Problem -
Every line below that holds the string "surface" should be copied out.

Supplied material -
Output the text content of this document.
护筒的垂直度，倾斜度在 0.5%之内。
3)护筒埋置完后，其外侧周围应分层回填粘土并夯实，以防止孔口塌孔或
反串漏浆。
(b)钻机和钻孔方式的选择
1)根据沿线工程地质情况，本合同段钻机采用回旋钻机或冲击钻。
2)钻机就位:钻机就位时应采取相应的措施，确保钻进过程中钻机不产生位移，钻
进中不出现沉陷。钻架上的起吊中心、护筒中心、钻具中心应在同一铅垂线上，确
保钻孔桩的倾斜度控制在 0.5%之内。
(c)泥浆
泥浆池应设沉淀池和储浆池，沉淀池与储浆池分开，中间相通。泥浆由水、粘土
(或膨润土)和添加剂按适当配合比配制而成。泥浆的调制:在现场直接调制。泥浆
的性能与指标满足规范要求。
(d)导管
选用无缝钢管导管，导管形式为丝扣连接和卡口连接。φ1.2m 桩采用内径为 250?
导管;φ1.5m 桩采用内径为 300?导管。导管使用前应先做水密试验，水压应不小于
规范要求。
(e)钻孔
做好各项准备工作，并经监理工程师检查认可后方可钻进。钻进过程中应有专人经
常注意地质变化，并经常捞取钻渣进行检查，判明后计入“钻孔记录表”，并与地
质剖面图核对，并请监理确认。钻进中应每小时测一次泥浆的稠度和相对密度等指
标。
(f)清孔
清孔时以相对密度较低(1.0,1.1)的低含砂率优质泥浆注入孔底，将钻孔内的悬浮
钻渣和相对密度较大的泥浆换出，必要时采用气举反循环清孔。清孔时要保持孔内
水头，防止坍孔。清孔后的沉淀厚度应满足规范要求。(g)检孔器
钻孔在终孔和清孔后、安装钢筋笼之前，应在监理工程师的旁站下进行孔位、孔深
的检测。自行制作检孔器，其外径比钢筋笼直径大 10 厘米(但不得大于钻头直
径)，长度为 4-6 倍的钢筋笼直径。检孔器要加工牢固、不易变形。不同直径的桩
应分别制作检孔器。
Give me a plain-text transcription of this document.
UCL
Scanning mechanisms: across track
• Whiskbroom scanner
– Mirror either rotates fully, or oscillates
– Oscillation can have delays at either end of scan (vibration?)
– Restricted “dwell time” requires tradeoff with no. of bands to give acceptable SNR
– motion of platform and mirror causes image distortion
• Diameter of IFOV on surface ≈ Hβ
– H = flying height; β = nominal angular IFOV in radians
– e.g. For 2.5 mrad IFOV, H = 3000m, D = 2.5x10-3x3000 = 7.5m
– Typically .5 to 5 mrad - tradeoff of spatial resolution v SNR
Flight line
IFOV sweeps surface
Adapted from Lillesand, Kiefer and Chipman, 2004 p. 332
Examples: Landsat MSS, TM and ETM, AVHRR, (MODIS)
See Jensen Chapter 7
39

Final result -
• Diameter of IFOV on surface ≈ Hβ
IFOV sweeps surface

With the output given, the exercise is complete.